## start
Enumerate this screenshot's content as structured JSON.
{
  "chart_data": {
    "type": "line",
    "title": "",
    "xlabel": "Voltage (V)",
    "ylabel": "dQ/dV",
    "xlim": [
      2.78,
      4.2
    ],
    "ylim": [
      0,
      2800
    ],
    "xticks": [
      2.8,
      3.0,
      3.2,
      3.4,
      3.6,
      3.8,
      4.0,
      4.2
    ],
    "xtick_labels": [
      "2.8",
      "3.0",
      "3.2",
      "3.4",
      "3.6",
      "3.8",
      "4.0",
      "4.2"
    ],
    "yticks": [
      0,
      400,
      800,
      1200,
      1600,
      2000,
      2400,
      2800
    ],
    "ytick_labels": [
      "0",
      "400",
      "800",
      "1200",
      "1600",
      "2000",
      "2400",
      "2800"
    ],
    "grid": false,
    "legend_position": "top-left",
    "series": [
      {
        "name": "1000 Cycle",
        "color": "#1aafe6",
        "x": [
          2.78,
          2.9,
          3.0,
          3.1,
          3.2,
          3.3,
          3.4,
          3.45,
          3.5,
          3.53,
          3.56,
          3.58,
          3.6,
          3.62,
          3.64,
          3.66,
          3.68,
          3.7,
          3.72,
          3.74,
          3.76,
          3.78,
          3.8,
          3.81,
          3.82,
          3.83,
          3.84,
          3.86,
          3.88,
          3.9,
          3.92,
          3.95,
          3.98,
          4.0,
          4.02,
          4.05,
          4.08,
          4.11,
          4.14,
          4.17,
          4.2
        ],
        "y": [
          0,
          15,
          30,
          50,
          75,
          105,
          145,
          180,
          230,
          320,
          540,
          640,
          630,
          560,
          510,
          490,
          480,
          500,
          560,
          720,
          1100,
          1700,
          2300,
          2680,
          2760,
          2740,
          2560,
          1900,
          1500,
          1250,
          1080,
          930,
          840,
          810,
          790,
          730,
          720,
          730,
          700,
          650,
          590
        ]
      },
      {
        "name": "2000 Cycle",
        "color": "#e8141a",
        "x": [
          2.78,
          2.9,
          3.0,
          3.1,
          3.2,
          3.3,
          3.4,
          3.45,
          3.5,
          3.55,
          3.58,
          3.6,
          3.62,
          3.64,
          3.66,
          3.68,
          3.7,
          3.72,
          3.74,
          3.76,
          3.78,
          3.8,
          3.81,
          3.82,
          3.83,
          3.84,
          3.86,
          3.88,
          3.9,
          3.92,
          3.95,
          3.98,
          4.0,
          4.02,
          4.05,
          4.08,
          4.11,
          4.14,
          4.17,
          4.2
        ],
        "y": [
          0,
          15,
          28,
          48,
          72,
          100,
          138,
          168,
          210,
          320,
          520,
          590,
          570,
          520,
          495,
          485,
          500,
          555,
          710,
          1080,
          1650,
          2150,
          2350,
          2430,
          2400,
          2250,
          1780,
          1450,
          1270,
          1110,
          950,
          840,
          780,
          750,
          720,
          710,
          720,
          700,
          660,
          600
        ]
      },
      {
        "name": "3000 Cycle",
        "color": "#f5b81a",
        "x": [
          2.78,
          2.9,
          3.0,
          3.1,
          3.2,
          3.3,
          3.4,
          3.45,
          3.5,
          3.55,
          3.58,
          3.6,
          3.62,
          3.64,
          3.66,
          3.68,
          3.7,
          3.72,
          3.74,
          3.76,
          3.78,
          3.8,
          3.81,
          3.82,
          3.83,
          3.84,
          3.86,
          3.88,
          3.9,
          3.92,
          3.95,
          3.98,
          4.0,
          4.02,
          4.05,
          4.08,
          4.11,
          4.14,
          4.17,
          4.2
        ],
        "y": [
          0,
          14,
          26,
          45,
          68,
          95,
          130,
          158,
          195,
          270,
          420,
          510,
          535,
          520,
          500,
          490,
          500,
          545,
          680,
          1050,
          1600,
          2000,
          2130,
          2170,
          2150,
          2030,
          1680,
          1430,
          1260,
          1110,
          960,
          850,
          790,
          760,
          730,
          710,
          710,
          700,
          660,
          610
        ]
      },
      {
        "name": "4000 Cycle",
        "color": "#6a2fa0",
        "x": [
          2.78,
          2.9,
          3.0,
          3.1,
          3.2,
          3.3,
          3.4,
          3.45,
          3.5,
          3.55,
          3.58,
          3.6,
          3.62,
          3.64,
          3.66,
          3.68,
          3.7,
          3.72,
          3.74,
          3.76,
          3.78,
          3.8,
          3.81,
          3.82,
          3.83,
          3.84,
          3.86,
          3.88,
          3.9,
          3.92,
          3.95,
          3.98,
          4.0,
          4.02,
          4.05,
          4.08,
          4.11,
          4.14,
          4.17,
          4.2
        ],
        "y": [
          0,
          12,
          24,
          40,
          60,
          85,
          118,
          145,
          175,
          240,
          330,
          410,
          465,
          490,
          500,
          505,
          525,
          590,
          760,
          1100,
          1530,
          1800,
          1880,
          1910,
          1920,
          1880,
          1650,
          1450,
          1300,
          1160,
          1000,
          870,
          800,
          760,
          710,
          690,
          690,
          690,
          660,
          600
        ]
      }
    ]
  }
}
## end
Return each line of the data exactly as written above.

[Exercise response]
Enumerate this screenshot's content as structured JSON.
{
  "chart_data": {
    "type": "line",
    "title": "",
    "xlabel": "Voltage (V)",
    "ylabel": "dQ/dV",
    "xlim": [
      2.78,
      4.2
    ],
    "ylim": [
      0,
      2800
    ],
    "xticks": [
      2.8,
      3.0,
      3.2,
      3.4,
      3.6,
      3.8,
      4.0,
      4.2
    ],
    "xtick_labels": [
      "2.8",
      "3.0",
      "3.2",
      "3.4",
      "3.6",
      "3.8",
      "4.0",
      "4.2"
    ],
    "yticks": [
      0,
      400,
      800,
      1200,
      1600,
      2000,
      2400,
      2800
    ],
    "ytick_labels": [
      "0",
      "400",
      "800",
      "1200",
      "1600",
      "2000",
      "2400",
      "2800"
    ],
    "grid": false,
    "legend_position": "top-left",
    "series": [
      {
        "name": "1000 Cycle",
        "color": "#1aafe6",
        "x": [
          2.78,
          2.9,
          3.0,
          3.1,
          3.2,
          3.3,
          3.4,
          3.45,
          3.5,
          3.53,
          3.56,
          3.58,
          3.6,
          3.62,
          3.64,
          3.66,
          3.68,
          3.7,
          3.72,
          3.74,
          3.76,
          3.78,
          3.8,
          3.81,
          3.82,
          3.83,
          3.84,
          3.86,
          3.88,
          3.9,
          3.92,
          3.95,
          3.98,
          4.0,
          4.02,
          4.05,
          4.08,
          4.11,
          4.14,
          4.17,
          4.2
        ],
        "y": [
          0,
          15,
          30,
          50,
          75,
          105,
          145,
          180,
          230,
          320,
          540,
          640,
          630,
          560,
          510,
          490,
          480,
          500,
          560,
          720,
          1100,
          1700,
          2300,
          2680,
          2760,
          2740,
          2560,
          1900,
          1500,
          1250,
          1080,
          930,
          840,
          810,
          790,
          730,
          720,
          730,
          700,
          650,
          590
        ]
      },
      {
        "name": "2000 Cycle",
        "color": "#e8141a",
        "x": [
          2.78,
          2.9,
          3.0,
          3.1,
          3.2,
          3.3,
          3.4,
          3.45,
          3.5,
          3.55,
          3.58,
          3.6,
          3.62,
          3.64,
          3.66,
          3.68,
          3.7,
          3.72,
          3.74,
          3.76,
          3.78,
          3.8,
          3.81,
          3.82,
          3.83,
          3.84,
          3.86,
          3.88,
          3.9,
          3.92,
          3.95,
          3.98,
          4.0,
          4.02,
          4.05,
          4.08,
          4.11,
          4.14,
          4.17,
          4.2
        ],
        "y": [
          0,
          15,
          28,
          48,
          72,
          100,
          138,
          168,
          210,
          320,
          520,
          590,
          570,
          520,
          495,
          485,
          500,
          555,
          710,
          1080,
          1650,
          2150,
          2350,
          2430,
          2400,
          2250,
          1780,
          1450,
          1270,
          1110,
          950,
          840,
          780,
          750,
          720,
          710,
          720,
          700,
          660,
          600
        ]
      },
      {
        "name": "3000 Cycle",
        "color": "#f5b81a",
        "x": [
          2.78,
          2.9,
          3.0,
          3.1,
          3.2,
          3.3,
          3.4,
          3.45,
          3.5,
          3.55,
          3.58,
          3.6,
          3.62,
          3.64,
          3.66,
          3.68,
          3.7,
          3.72,
          3.74,
          3.76,
          3.78,
          3.8,
          3.81,
          3.82,
          3.83,
          3.84,
          3.86,
          3.88,
          3.9,
          3.92,
          3.95,
          3.98,
          4.0,
          4.02,
          4.05,
          4.08,
          4.11,
          4.14,
          4.17,
          4.2
        ],
        "y": [
          0,
          14,
          26,
          45,
          68,
          95,
          130,
          158,
          195,
          270,
          420,
          510,
          535,
          520,
          500,
          490,
          500,
          545,
          680,
          1050,
          1600,
          2000,
          2130,
          2170,
          2150,
          2030,
          1680,
          1430,
          1260,
          1110,
          960,
          850,
          790,
          760,
          730,
          710,
          710,
          700,
          660,
          610
        ]
      },
      {
        "name": "4000 Cycle",
        "color": "#6a2fa0",
        "x": [
          2.78,
          2.9,
          3.0,
          3.1,
          3.2,
          3.3,
          3.4,
          3.45,
          3.5,
          3.55,
          3.58,
          3.6,
          3.62,
          3.64,
          3.66,
          3.68,
          3.7,
          3.72,
          3.74,
          3.76,
          3.78,
          3.8,
          3.81,
          3.82,
          3.83,
          3.84,
          3.86,
          3.88,
          3.9,
          3.92,
          3.95,
          3.98,
          4.0,
          4.02,
          4.05,
          4.08,
          4.11,
          4.14,
          4.17,
          4.2
        ],
        "y": [
          0,
          12,
          24,
          40,
          60,
          85,
          118,
          145,
          175,
          240,
          330,
          410,
          465,
          490,
          500,
          505,
          525,
          590,
          760,
          1100,
          1530,
          1800,
          1880,
          1910,
          1920,
          1880,
          1650,
          1450,
          1300,
          1160,
          1000,
          870,
          800,
          760,
          710,
          690,
          690,
          690,
          660,
          600
        ]
      }
    ]
  }
}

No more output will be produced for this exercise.